** Start **
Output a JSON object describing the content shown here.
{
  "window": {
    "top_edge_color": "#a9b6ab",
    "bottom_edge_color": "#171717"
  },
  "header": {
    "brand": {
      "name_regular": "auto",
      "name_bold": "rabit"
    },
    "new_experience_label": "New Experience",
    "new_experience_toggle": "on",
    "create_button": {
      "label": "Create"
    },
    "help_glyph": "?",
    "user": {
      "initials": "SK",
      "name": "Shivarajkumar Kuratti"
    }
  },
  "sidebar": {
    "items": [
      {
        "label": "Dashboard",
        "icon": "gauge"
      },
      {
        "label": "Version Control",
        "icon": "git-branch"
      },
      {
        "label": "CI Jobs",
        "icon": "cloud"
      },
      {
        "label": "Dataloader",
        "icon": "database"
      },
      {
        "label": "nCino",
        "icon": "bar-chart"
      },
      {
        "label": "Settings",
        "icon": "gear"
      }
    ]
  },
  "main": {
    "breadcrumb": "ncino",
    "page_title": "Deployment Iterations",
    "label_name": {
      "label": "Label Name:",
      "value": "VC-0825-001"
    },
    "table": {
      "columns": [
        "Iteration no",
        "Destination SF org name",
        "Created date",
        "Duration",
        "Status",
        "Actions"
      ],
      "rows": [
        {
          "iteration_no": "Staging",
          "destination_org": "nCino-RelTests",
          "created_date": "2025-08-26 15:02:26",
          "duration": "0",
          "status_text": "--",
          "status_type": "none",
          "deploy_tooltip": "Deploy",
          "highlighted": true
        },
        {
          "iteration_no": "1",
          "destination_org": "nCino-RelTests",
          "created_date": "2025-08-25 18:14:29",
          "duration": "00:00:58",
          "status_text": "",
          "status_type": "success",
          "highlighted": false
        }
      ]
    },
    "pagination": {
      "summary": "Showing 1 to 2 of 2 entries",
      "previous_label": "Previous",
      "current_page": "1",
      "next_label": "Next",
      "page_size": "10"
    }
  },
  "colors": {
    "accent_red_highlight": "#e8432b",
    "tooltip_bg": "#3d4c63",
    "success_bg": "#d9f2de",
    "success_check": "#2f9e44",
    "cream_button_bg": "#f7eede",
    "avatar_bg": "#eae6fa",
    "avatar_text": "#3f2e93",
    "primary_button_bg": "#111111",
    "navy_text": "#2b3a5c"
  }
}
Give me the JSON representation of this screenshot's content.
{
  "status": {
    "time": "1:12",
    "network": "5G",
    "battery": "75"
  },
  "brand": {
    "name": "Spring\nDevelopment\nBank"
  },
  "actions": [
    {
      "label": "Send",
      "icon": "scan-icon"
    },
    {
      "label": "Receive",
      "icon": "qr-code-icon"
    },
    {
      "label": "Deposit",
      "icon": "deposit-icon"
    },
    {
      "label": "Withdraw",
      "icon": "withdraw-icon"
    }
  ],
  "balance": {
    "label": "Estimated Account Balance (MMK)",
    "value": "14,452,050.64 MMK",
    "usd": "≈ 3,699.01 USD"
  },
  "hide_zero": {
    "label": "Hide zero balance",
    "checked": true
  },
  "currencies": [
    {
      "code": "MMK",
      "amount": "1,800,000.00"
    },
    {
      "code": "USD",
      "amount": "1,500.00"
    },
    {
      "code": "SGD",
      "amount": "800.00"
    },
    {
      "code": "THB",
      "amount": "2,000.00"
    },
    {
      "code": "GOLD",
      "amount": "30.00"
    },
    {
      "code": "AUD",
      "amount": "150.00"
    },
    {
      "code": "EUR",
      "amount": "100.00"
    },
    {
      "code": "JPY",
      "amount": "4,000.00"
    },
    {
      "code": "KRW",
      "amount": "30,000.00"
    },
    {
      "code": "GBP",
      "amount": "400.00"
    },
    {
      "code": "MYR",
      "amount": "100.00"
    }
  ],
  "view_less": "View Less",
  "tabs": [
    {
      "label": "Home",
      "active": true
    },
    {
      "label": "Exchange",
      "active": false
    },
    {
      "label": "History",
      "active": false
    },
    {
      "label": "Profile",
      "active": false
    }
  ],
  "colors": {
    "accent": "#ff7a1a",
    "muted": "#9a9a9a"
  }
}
** End **
TASK DIRECTIONS: Transcribe every entry exactly, omitting nothing.

SOLUTION TO THIS PROBLEM:
Output a JSON object describing the content shown here.
{
  "window": {
    "top_edge_color": "#a9b6ab",
    "bottom_edge_color": "#171717"
  },
  "header": {
    "brand": {
      "name_regular": "auto",
      "name_bold": "rabit"
    },
    "new_experience_label": "New Experience",
    "new_experience_toggle": "on",
    "create_button": {
      "label": "Create"
    },
    "help_glyph": "?",
    "user": {
      "initials": "SK",
      "name": "Shivarajkumar Kuratti"
    }
  },
  "sidebar": {
    "items": [
      {
        "label": "Dashboard",
        "icon": "gauge"
      },
      {
        "label": "Version Control",
        "icon": "git-branch"
      },
      {
        "label": "CI Jobs",
        "icon": "cloud"
      },
      {
        "label": "Dataloader",
        "icon": "database"
      },
      {
        "label": "nCino",
        "icon": "bar-chart"
      },
      {
        "label": "Settings",
        "icon": "gear"
      }
    ]
  },
  "main": {
    "breadcrumb": "ncino",
    "page_title": "Deployment Iterations",
    "label_name": {
      "label": "Label Name:",
      "value": "VC-0825-001"
    },
    "table": {
      "columns": [
        "Iteration no",
        "Destination SF org name",
        "Created date",
        "Duration",
        "Status",
        "Actions"
      ],
      "rows": [
        {
          "iteration_no": "Staging",
          "destination_org": "nCino-RelTests",
          "created_date": "2025-08-26 15:02:26",
          "duration": "0",
          "status_text": "--",
          "status_type": "none",
          "deploy_tooltip": "Deploy",
          "highlighted": true
        },
        {
          "iteration_no": "1",
          "destination_org": "nCino-RelTests",
          "created_date": "2025-08-25 18:14:29",
          "duration": "00:00:58",
          "status_text": "",
          "status_type": "success",
          "highlighted": false
        }
      ]
    },
    "pagination": {
      "summary": "Showing 1 to 2 of 2 entries",
      "previous_label": "Previous",
      "current_page": "1",
      "next_label": "Next",
      "page_size": "10"
    }
  },
  "colors": {
    "accent_red_highlight": "#e8432b",
    "tooltip_bg": "#3d4c63",
    "success_bg": "#d9f2de",
    "success_check": "#2f9e44",
    "cream_button_bg": "#f7eede",
    "avatar_bg": "#eae6fa",
    "avatar_text": "#3f2e93",
    "primary_button_bg": "#111111",
    "navy_text": "#2b3a5c"
  }
}
Give me the JSON representation of this screenshot's content.
{
  "status": {
    "time": "1:12",
    "network": "5G",
    "battery": "75"
  },
  "brand": {
    "name": "Spring\nDevelopment\nBank"
  },
  "actions": [
    {
      "label": "Send",
      "icon": "scan-icon"
    },
    {
      "label": "Receive",
      "icon": "qr-code-icon"
    },
    {
      "label": "Deposit",
      "icon": "deposit-icon"
    },
    {
      "label": "Withdraw",
      "icon": "withdraw-icon"
    }
  ],
  "balance": {
    "label": "Estimated Account Balance (MMK)",
    "value": "14,452,050.64 MMK",
    "usd": "≈ 3,699.01 USD"
  },
  "hide_zero": {
    "label": "Hide zero balance",
    "checked": true
  },
  "currencies": [
    {
      "code": "MMK",
      "amount": "1,800,000.00"
    },
    {
      "code": "USD",
      "amount": "1,500.00"
    },
    {
      "code": "SGD",
      "amount": "800.00"
    },
    {
      "code": "THB",
      "amount": "2,000.00"
    },
    {
      "code": "GOLD",
      "amount": "30.00"
    },
    {
      "code": "AUD",
      "amount": "150.00"
    },
    {
      "code": "EUR",
      "amount": "100.00"
    },
    {
      "code": "JPY",
      "amount": "4,000.00"
    },
    {
      "code": "KRW",
      "amount": "30,000.00"
    },
    {
      "code": "GBP",
      "amount": "400.00"
    },
    {
      "code": "MYR",
      "amount": "100.00"
    }
  ],
  "view_less": "View Less",
  "tabs": [
    {
      "label": "Home",
      "active": true
    },
    {
      "label": "Exchange",
      "active": false
    },
    {
      "label": "History",
      "active": false
    },
    {
      "label": "Profile",
      "active": false
    }
  ],
  "colors": {
    "accent": "#ff7a1a",
    "muted": "#9a9a9a"
  }
}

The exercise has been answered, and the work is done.